— REQUIRED WORK —
All of the records listed below should be retyped exactly.

═══ ROWS

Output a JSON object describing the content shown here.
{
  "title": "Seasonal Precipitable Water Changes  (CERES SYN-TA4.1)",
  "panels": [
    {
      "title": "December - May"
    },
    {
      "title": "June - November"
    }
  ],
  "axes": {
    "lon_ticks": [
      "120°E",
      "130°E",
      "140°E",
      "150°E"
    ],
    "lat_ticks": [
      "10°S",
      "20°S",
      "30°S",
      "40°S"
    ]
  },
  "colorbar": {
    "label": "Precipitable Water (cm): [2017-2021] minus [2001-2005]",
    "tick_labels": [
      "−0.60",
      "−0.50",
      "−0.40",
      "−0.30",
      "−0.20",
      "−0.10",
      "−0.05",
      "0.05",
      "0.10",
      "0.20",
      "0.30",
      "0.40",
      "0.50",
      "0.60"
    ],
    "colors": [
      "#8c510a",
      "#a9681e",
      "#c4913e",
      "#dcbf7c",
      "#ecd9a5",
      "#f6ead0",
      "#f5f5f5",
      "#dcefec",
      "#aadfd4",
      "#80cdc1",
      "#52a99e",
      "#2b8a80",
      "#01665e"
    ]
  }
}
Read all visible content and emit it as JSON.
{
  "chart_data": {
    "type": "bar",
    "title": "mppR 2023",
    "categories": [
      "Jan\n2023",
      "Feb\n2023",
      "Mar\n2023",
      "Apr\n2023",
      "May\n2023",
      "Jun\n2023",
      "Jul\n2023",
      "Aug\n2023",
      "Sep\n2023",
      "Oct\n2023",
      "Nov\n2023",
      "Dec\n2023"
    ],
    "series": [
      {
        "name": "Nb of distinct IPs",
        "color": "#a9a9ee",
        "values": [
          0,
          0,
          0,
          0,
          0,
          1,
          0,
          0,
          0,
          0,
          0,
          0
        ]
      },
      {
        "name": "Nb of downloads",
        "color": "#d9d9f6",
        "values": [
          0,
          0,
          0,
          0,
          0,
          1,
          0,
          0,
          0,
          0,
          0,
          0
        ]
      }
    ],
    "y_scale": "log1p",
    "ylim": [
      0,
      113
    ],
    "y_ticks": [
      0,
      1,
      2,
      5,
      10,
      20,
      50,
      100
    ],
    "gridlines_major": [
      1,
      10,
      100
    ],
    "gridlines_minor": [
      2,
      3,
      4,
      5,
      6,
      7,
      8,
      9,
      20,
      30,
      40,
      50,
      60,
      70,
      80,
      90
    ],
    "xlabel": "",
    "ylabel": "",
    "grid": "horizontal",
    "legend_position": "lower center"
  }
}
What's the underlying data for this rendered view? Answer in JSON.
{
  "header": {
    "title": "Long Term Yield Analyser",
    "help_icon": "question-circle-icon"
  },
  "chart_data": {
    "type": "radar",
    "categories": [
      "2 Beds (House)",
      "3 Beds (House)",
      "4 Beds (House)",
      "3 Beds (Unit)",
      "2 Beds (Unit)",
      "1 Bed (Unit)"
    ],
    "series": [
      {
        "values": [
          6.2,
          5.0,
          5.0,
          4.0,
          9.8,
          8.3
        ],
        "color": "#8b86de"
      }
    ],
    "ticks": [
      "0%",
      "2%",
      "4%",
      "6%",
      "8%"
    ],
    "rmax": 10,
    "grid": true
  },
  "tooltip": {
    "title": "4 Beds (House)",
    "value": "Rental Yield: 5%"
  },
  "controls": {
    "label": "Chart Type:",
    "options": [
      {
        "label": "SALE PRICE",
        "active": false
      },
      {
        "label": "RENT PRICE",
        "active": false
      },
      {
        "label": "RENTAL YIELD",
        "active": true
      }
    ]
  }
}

══════

— REPLY —
Output a JSON object describing the content shown here.
{
  "title": "Seasonal Precipitable Water Changes  (CERES SYN-TA4.1)",
  "panels": [
    {
      "title": "December - May"
    },
    {
      "title": "June - November"
    }
  ],
  "axes": {
    "lon_ticks": [
      "120°E",
      "130°E",
      "140°E",
      "150°E"
    ],
    "lat_ticks": [
      "10°S",
      "20°S",
      "30°S",
      "40°S"
    ]
  },
  "colorbar": {
    "label": "Precipitable Water (cm): [2017-2021] minus [2001-2005]",
    "tick_labels": [
      "−0.60",
      "−0.50",
      "−0.40",
      "−0.30",
      "−0.20",
      "−0.10",
      "−0.05",
      "0.05",
      "0.10",
      "0.20",
      "0.30",
      "0.40",
      "0.50",
      "0.60"
    ],
    "colors": [
      "#8c510a",
      "#a9681e",
      "#c4913e",
      "#dcbf7c",
      "#ecd9a5",
      "#f6ead0",
      "#f5f5f5",
      "#dcefec",
      "#aadfd4",
      "#80cdc1",
      "#52a99e",
      "#2b8a80",
      "#01665e"
    ]
  }
}
Read all visible content and emit it as JSON.
{
  "chart_data": {
    "type": "bar",
    "title": "mppR 2023",
    "categories": [
      "Jan\n2023",
      "Feb\n2023",
      "Mar\n2023",
      "Apr\n2023",
      "May\n2023",
      "Jun\n2023",
      "Jul\n2023",
      "Aug\n2023",
      "Sep\n2023",
      "Oct\n2023",
      "Nov\n2023",
      "Dec\n2023"
    ],
    "series": [
      {
        "name": "Nb of distinct IPs",
        "color": "#a9a9ee",
        "values": [
          0,
          0,
          0,
          0,
          0,
          1,
          0,
          0,
          0,
          0,
          0,
          0
        ]
      },
      {
        "name": "Nb of downloads",
        "color": "#d9d9f6",
        "values": [
          0,
          0,
          0,
          0,
          0,
          1,
          0,
          0,
          0,
          0,
          0,
          0
        ]
      }
    ],
    "y_scale": "log1p",
    "ylim": [
      0,
      113
    ],
    "y_ticks": [
      0,
      1,
      2,
      5,
      10,
      20,
      50,
      100
    ],
    "gridlines_major": [
      1,
      10,
      100
    ],
    "gridlines_minor": [
      2,
      3,
      4,
      5,
      6,
      7,
      8,
      9,
      20,
      30,
      40,
      50,
      60,
      70,
      80,
      90
    ],
    "xlabel": "",
    "ylabel": "",
    "grid": "horizontal",
    "legend_position": "lower center"
  }
}
What's the underlying data for this rendered view? Answer in JSON.
{
  "header": {
    "title": "Long Term Yield Analyser",
    "help_icon": "question-circle-icon"
  },
  "chart_data": {
    "type": "radar",
    "categories": [
      "2 Beds (House)",
      "3 Beds (House)",
      "4 Beds (House)",
      "3 Beds (Unit)",
      "2 Beds (Unit)",
      "1 Bed (Unit)"
    ],
    "series": [
      {
        "values": [
          6.2,
          5.0,
          5.0,
          4.0,
          9.8,
          8.3
        ],
        "color": "#8b86de"
      }
    ],
    "ticks": [
      "0%",
      "2%",
      "4%",
      "6%",
      "8%"
    ],
    "rmax": 10,
    "grid": true
  },
  "tooltip": {
    "title": "4 Beds (House)",
    "value": "Rental Yield: 5%"
  },
  "controls": {
    "label": "Chart Type:",
    "options": [
      {
        "label": "SALE PRICE",
        "active": false
      },
      {
        "label": "RENT PRICE",
        "active": false
      },
      {
        "label": "RENTAL YIELD",
        "active": true
      }
    ]
  }
}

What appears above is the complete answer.